Task directions:
What is the number of lines containing the string "Output"? Answer with the number only.

* BEGIN Data *

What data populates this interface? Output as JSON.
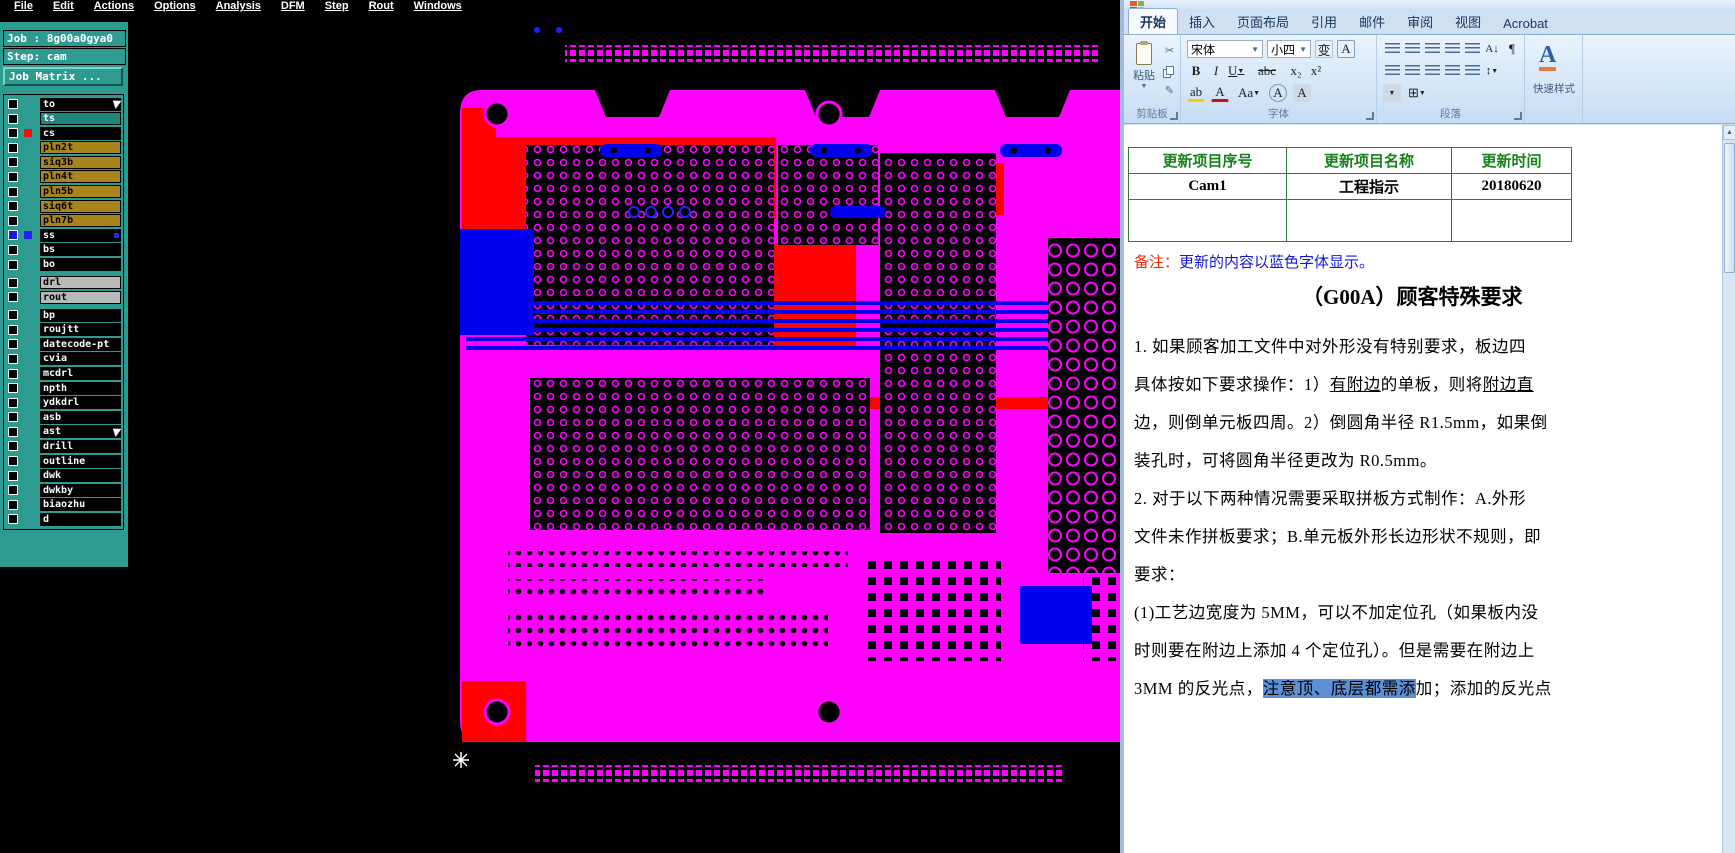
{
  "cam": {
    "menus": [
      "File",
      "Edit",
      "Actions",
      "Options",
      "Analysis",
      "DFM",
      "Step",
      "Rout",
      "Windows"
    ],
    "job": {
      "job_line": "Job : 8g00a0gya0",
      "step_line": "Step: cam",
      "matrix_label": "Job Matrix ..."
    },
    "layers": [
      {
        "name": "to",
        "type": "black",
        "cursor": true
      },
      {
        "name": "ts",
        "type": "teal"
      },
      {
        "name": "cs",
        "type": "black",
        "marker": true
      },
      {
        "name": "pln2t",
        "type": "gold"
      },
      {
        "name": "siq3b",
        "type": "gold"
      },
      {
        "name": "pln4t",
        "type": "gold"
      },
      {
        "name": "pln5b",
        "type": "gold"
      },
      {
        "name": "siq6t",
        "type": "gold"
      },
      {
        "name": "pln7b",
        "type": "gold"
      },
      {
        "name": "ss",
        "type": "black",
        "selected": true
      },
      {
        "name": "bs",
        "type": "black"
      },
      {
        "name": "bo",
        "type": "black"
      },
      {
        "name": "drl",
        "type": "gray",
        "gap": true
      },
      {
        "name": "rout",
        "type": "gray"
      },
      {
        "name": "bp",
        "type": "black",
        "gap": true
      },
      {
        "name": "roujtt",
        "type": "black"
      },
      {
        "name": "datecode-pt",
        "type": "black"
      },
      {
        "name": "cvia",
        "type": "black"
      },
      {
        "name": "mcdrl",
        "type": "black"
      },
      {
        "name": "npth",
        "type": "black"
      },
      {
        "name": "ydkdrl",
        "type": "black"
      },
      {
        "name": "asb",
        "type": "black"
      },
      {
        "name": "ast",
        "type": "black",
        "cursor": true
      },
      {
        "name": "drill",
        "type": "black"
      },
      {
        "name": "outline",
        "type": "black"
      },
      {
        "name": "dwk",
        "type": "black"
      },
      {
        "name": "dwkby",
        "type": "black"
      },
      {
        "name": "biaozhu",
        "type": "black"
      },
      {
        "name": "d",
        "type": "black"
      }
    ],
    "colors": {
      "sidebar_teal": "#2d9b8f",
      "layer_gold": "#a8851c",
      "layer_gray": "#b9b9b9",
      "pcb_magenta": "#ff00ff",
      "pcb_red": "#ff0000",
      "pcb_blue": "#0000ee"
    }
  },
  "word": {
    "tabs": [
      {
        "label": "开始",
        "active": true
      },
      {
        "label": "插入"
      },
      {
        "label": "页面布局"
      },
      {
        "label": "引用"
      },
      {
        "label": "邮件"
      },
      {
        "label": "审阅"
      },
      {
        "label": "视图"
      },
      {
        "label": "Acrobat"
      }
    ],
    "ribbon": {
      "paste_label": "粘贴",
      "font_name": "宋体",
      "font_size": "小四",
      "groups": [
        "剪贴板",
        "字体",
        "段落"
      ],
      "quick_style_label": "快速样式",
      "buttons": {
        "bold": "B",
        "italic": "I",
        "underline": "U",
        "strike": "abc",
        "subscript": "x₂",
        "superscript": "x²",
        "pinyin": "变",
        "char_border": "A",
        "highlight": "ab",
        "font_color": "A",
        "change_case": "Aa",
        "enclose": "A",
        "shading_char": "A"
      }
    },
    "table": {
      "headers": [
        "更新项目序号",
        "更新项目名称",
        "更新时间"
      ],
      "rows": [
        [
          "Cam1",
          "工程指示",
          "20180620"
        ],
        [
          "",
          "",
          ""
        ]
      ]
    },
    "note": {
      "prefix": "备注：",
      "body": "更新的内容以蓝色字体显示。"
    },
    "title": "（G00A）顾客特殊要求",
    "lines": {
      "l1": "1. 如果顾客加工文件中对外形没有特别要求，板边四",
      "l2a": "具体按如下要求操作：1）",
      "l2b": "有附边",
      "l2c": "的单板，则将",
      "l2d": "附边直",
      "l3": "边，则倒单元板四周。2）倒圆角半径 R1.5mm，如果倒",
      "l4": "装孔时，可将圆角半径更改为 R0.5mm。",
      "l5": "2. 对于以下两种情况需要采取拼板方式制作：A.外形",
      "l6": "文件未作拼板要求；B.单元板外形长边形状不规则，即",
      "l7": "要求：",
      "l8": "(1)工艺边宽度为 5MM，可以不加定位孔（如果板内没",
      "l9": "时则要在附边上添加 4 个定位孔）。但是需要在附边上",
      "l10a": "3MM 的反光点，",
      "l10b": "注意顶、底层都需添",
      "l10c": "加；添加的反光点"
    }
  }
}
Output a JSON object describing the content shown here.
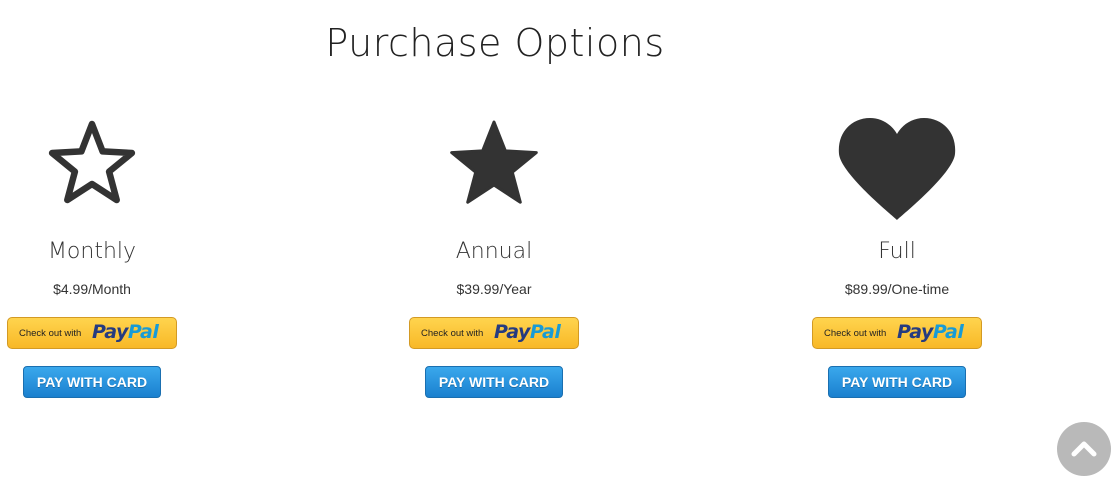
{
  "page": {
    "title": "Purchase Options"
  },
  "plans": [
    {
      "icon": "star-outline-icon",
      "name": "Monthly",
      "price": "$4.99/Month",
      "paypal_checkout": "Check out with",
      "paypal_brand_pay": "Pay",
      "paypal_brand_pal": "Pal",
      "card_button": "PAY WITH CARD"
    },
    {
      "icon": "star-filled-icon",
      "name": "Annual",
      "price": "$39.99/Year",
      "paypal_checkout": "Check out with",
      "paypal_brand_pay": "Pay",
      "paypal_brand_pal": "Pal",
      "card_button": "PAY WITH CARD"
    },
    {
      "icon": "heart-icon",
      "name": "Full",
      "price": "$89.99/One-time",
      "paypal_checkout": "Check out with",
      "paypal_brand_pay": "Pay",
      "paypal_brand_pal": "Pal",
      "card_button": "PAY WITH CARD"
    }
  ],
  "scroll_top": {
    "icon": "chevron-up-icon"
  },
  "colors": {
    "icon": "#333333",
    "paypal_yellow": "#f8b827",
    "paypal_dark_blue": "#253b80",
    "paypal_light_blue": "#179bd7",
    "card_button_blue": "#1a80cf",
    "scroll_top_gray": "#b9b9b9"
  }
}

* END Data *

Result below:
2